We’ve got your back: Enabling autonomous mobility with lidar technology
Somewhat akin to cloning, driverless cars are one of the more contentious developments in the spheres of science and technology. Elon Musk is on record as having said: “My opinion is it’s a bridge too far to go to fully autonomous cars.” But maybe reading the ambitions for General Motors and hearing Dieter Zetsche, former chairman of the board at Mercedes Benz, enthuse that driverless cars were “like smart phones on wheels” got him to revise his position. A more recent Musk quote states: “Self-driving cars are the natural extension of active safety and obviously something we think we should do.”
The understandable fear of many detractors is that of mayhem and the increase of collision on the roads when everyone inside a vehicle is a passenger, glued to their iPad or sending emails or even taking a nap. Champions of the automated vehicle parry by citing human error as the major cause of road accidents. They argue that an autonomous vehicle can identify best travel routes to minimize time on-road, drive at optimum speed, thereby, improving the efficiency of logistics companies. With advanced decision-making capabilities, autonomous vehicles can realize fuel and time costs. Improved safety also can minimize damage and insurance costs.
● ● ● ● ●
▶ **YOUR ASSIGNMENT**
Extend the article on lidar and driverless cars, picking up after its final sentence. The entries that follow are separate material and have no connection to the article on driverless cars.
● ● ● ● ●
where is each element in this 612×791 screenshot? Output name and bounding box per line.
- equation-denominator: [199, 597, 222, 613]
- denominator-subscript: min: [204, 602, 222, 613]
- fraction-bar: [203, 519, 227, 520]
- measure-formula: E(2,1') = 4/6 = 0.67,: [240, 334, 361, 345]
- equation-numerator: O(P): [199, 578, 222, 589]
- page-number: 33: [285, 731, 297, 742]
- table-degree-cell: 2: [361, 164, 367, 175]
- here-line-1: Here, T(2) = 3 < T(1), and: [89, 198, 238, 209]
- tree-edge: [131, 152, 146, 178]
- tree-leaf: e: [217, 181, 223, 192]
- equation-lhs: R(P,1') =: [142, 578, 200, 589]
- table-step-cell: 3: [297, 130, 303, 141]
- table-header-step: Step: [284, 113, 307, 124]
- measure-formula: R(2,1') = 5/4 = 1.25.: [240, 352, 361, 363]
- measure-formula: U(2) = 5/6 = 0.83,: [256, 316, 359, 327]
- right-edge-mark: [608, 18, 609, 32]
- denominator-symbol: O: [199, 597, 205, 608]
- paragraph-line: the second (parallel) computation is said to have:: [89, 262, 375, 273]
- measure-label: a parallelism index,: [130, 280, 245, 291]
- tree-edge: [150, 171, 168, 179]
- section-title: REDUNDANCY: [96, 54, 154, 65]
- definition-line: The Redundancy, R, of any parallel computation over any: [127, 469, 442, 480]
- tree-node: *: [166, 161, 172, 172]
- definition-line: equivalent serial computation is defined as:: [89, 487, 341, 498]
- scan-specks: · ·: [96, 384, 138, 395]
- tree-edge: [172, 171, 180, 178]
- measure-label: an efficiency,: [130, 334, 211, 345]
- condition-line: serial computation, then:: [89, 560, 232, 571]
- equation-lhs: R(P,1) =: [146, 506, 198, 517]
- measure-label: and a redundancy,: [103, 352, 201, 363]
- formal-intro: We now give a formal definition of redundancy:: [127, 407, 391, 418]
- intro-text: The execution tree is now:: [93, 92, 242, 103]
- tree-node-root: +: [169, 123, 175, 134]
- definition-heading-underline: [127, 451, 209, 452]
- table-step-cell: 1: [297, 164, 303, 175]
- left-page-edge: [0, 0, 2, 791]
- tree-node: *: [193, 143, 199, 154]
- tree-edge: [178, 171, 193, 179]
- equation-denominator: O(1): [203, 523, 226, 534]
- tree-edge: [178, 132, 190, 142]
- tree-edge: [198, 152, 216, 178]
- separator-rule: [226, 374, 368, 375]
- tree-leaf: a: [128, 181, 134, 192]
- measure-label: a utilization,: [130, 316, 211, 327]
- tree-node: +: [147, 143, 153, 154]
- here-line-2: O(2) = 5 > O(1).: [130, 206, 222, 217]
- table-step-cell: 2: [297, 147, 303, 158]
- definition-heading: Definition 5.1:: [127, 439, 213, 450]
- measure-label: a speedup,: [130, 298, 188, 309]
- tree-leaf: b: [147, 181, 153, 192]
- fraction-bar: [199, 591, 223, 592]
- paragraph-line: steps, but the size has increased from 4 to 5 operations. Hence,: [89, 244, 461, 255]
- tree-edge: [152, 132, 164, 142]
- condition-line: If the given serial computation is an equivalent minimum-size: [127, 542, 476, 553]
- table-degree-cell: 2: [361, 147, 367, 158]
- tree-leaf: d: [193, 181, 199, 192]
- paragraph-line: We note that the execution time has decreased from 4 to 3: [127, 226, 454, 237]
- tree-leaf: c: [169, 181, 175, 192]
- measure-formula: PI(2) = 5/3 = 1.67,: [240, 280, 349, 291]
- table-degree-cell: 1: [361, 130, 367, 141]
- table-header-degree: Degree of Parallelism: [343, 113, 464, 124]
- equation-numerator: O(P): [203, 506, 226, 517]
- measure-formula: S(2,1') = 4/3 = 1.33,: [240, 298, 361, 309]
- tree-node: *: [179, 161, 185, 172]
● ● ● ● ●
▶ **ANSWER**
But what about the emotional aspects of driving? The sheer pleasure of driving? The freedom of the road, as celebrated in so many Hollywood ‘road movies’. Sergey Brin, co-founder of Google (Google are a major player here - in 2016, Waymo, an autonomous driving technology company, became a subsidiary of Alphabet, and Google's self-driving project became Waymo) has said about this: ”I think there’s always going to be a pleasure in being able to hit the open road and enjoy that. But I think that for a large percentage of our day-to-day driving, we’re going to prefer the car to drive itself — it will be safer, for both the occupant and the people around you.” There’s a clue in that, to the effect that quite probably there will be two modes of driving – one, behind the wheel, out on the ‘open road’ and two, feet up, flat white in hand, in the urban environment.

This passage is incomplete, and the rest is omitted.